** Start Listed records **

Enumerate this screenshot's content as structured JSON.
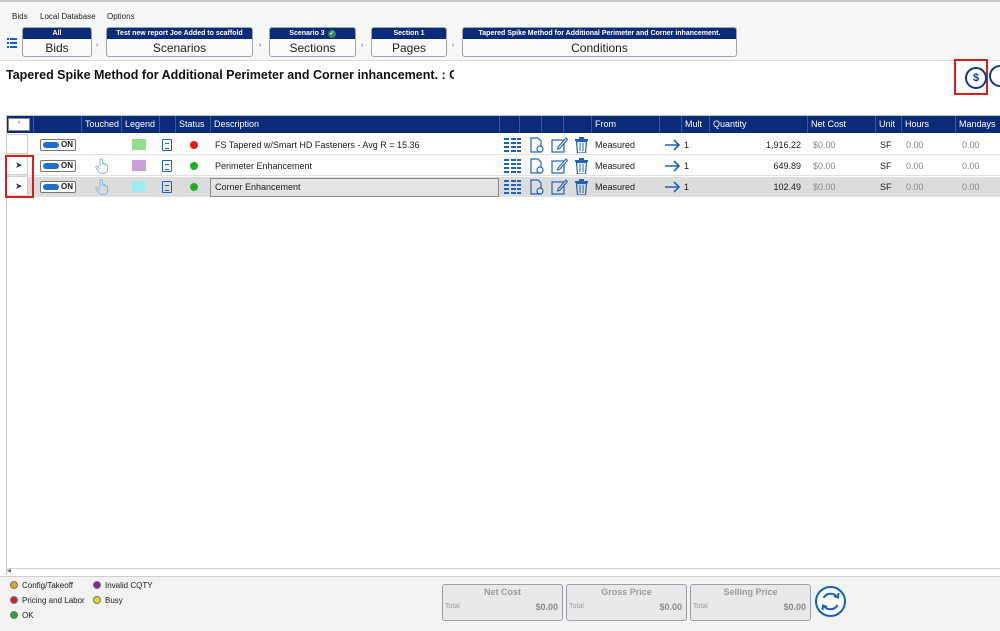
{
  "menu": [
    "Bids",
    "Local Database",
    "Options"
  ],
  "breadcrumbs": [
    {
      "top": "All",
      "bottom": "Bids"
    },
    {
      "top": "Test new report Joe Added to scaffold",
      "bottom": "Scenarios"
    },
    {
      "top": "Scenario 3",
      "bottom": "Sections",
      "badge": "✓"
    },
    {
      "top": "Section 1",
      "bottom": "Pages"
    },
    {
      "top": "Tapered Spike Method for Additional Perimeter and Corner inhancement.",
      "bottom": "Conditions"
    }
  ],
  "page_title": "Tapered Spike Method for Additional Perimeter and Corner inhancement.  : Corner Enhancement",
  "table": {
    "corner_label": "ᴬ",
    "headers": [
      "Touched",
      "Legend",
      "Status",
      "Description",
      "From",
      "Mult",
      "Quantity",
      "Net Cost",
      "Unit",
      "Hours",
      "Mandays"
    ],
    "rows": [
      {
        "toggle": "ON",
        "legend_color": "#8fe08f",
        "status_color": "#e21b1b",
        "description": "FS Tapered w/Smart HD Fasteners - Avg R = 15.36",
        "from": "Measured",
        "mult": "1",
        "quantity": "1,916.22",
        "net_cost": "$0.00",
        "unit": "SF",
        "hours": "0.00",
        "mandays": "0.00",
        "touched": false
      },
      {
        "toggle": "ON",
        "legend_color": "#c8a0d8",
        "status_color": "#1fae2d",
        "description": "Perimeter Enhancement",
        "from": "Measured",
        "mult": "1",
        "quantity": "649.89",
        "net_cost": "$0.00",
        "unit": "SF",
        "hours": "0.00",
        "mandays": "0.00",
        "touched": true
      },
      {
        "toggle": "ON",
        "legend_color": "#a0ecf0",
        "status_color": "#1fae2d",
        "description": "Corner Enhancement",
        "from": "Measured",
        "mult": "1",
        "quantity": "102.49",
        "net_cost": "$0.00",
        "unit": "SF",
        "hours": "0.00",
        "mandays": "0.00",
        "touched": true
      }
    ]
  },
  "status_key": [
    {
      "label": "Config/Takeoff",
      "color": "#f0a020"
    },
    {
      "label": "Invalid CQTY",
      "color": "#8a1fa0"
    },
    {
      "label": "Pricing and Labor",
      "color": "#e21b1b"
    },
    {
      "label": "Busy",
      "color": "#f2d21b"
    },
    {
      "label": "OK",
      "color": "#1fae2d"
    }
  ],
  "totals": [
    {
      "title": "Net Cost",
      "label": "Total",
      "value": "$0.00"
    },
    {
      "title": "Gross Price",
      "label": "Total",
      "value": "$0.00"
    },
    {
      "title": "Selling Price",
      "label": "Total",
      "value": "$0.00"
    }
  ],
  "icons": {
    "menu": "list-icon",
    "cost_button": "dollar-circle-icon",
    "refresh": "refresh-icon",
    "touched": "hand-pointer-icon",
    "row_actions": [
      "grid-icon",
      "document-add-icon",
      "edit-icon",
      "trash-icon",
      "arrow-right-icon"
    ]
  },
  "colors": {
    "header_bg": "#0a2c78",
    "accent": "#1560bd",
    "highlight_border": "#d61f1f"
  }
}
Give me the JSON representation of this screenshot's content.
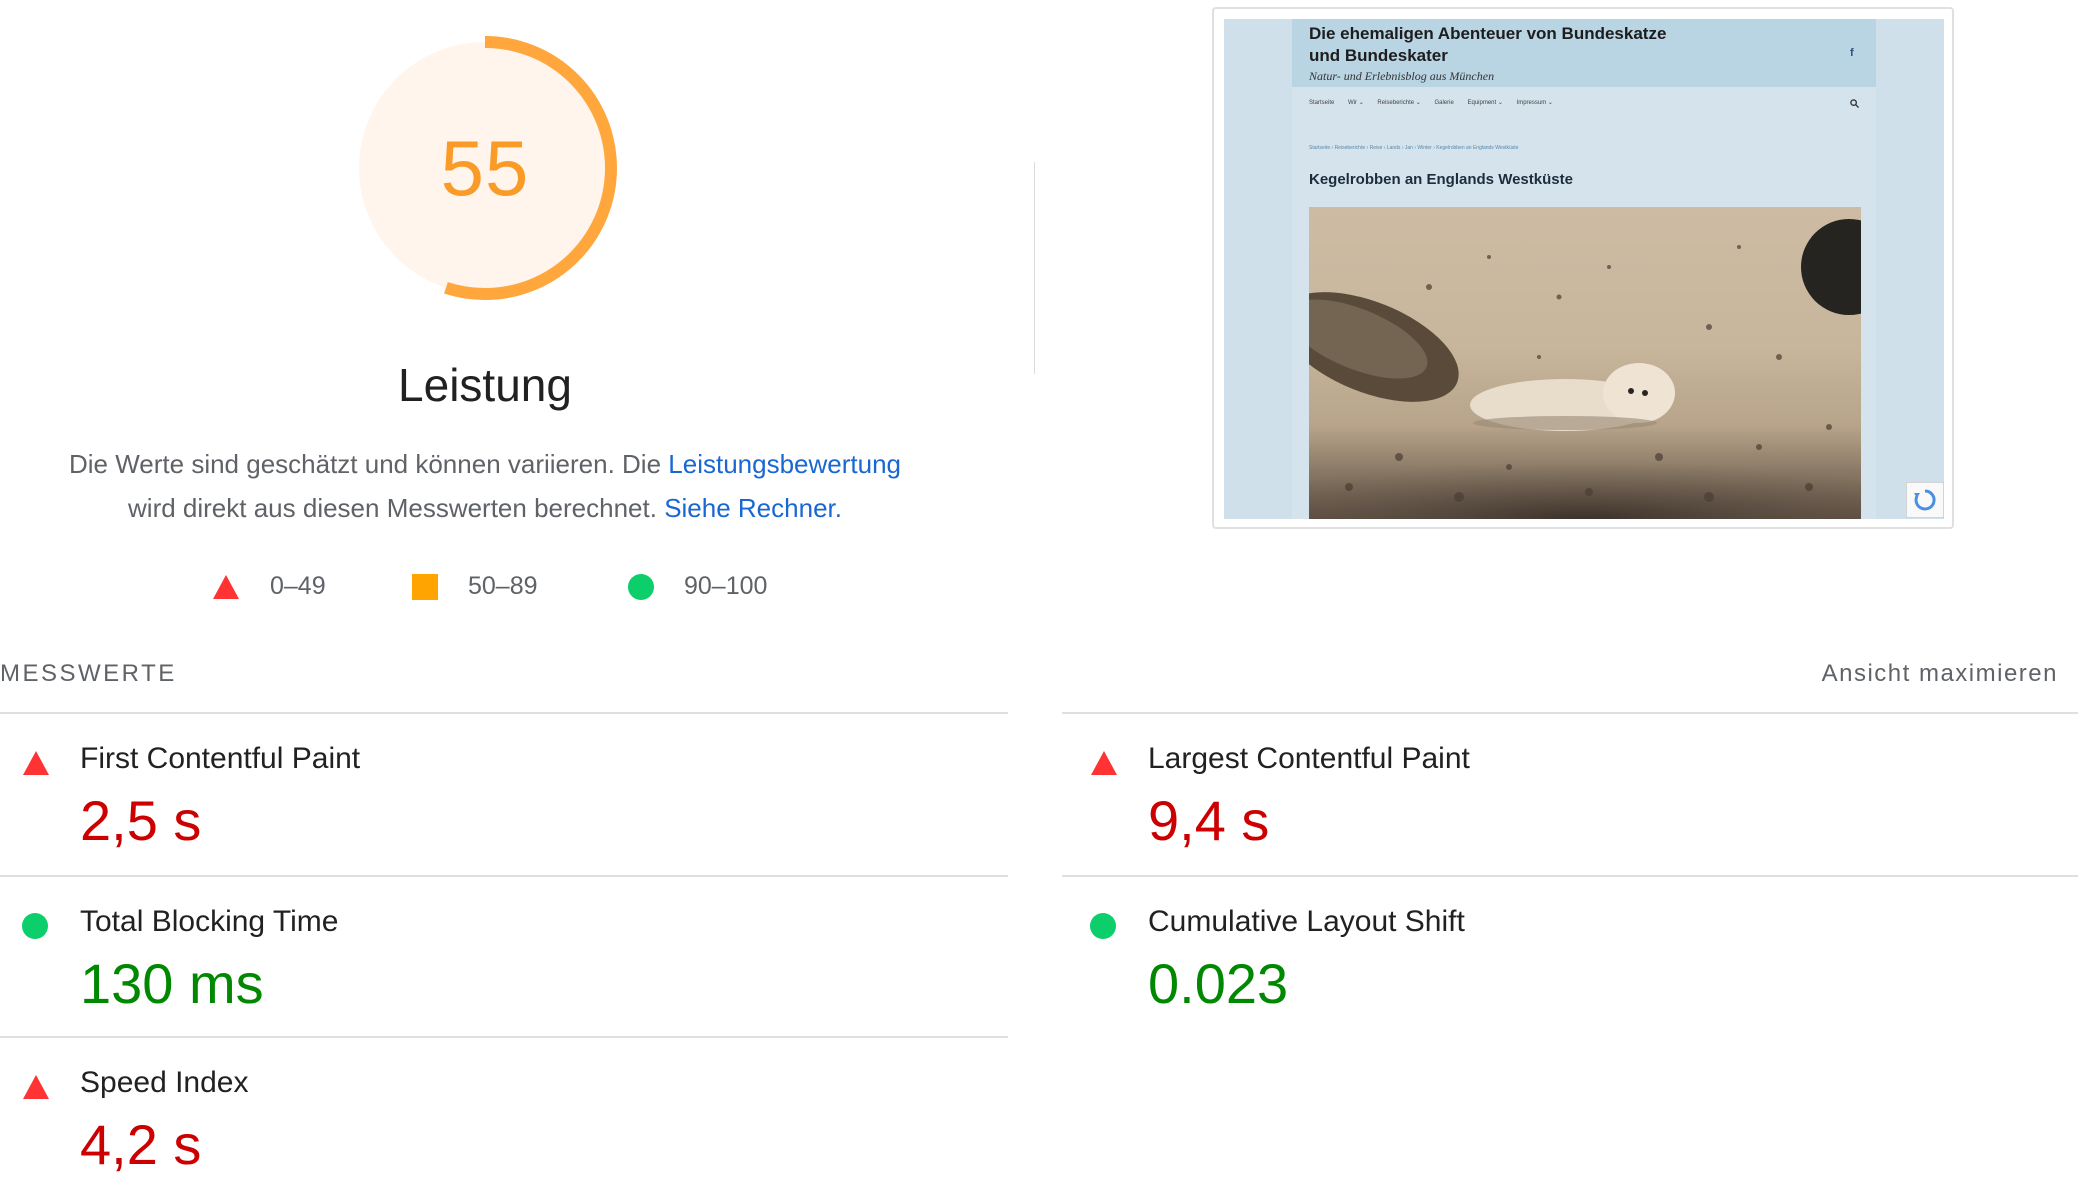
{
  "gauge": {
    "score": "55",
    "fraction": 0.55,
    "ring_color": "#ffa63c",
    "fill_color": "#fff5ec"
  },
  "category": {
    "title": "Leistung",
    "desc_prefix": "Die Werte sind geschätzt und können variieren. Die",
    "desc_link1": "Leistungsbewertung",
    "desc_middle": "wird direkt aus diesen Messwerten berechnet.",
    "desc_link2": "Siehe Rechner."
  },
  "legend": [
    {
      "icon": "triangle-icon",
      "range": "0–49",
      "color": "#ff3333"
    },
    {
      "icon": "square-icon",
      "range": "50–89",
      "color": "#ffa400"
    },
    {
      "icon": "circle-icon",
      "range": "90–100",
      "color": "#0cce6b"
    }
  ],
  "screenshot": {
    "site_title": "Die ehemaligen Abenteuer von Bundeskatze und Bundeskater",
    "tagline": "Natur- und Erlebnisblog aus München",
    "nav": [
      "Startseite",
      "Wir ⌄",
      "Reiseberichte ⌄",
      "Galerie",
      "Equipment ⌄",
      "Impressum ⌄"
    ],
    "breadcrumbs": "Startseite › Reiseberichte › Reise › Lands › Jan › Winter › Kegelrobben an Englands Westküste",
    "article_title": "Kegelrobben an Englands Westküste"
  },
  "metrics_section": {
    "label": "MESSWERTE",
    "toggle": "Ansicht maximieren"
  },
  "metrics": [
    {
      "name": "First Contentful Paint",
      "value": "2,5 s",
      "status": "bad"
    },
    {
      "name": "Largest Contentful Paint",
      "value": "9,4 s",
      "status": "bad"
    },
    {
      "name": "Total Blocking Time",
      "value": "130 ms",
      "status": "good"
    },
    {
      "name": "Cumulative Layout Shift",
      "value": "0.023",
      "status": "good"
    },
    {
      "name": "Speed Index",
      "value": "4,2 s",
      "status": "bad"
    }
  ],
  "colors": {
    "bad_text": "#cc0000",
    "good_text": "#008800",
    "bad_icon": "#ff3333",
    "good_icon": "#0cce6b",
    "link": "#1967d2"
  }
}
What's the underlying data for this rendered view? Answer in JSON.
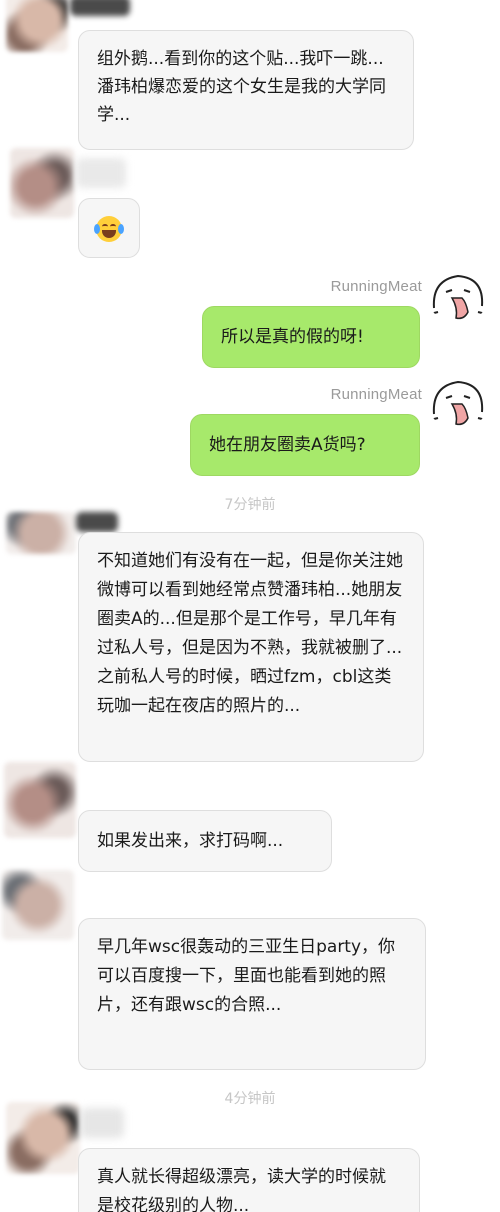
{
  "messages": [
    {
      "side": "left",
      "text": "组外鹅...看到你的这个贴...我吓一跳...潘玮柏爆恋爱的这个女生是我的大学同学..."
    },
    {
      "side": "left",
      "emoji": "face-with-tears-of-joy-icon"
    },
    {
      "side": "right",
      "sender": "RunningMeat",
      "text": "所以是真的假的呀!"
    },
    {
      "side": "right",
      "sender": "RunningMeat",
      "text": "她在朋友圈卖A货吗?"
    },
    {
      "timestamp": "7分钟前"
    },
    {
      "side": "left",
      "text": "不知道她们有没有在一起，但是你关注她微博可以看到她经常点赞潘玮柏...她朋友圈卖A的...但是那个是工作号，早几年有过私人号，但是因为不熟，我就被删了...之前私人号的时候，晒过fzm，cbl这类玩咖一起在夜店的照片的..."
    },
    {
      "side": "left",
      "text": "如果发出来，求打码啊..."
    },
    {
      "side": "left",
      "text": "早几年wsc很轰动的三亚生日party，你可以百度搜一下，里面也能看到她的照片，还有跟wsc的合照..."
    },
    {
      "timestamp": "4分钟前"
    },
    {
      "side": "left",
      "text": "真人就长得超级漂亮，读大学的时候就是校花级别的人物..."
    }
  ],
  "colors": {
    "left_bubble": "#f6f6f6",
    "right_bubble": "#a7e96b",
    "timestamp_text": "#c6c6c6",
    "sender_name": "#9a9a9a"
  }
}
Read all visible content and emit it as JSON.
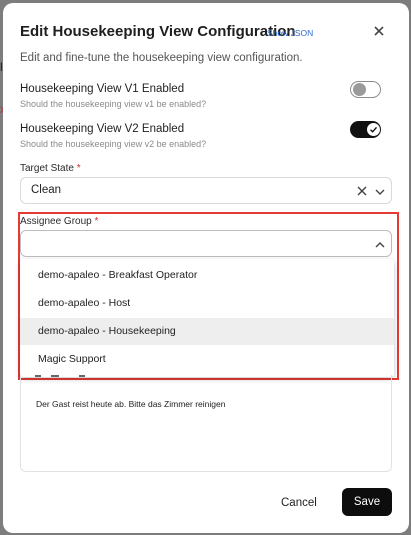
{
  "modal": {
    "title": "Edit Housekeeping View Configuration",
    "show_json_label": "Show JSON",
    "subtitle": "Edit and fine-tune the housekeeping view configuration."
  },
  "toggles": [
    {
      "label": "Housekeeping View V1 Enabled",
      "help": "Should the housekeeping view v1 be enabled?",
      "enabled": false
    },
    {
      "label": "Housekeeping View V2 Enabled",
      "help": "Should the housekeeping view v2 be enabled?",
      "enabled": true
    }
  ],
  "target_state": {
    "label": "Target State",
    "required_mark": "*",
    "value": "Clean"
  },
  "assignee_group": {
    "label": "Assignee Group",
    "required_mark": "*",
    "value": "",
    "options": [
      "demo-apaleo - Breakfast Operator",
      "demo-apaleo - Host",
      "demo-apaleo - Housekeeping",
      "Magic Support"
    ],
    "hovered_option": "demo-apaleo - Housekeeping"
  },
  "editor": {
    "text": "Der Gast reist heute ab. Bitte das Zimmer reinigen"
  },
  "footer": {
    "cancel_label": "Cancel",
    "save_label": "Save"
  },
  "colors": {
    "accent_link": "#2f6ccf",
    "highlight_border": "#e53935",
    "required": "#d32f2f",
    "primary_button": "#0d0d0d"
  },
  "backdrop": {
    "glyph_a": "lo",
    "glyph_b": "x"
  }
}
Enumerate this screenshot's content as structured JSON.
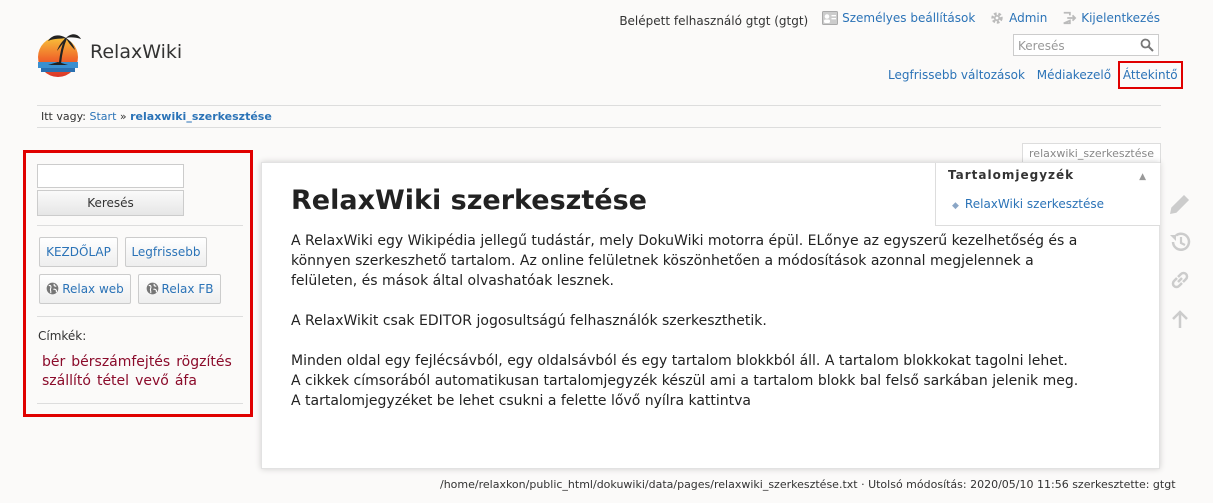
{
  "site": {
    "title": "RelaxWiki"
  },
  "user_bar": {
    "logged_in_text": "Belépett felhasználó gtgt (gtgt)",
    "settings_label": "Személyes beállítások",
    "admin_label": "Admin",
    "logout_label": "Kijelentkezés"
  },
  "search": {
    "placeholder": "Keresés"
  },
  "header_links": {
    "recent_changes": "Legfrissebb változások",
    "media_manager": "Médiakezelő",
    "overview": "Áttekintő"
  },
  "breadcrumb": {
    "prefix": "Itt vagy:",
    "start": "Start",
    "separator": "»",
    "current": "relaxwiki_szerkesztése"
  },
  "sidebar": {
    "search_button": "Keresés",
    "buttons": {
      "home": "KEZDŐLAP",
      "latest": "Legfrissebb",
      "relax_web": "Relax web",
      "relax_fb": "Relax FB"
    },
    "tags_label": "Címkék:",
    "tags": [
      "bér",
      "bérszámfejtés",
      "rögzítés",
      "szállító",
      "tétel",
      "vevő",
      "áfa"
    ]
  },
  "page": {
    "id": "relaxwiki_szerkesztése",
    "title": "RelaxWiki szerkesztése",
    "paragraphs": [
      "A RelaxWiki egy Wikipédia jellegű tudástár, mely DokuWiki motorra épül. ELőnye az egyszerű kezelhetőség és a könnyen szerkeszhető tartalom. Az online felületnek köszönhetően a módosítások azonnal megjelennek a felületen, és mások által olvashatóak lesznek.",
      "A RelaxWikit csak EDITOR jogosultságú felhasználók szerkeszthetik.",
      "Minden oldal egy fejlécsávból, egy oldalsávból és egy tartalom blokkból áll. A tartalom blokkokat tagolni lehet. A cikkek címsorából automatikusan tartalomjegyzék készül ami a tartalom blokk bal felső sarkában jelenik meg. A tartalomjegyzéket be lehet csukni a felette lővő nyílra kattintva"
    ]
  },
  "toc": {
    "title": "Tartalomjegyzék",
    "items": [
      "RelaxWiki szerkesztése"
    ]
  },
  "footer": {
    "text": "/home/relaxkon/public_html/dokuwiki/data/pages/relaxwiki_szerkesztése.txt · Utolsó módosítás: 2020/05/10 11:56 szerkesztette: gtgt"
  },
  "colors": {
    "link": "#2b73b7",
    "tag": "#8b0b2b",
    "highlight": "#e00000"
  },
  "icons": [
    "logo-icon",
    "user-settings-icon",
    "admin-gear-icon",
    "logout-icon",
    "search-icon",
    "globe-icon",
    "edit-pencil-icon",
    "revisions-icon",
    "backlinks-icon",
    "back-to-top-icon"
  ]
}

** End Listed records **

**Set exercise:** Write out every line of the data that holds the word "JSON".

**Task result:**
Enumerate this screenshot's content as structured JSON.
Give me the JSON representation of this screenshot's content.
What's the underlying data for this rendered view? Answer in JSON.
Read all visible content and emit it as JSON.
    "show_json_label": "Show JSON",
Enumerate this screenshot's content as structured JSON.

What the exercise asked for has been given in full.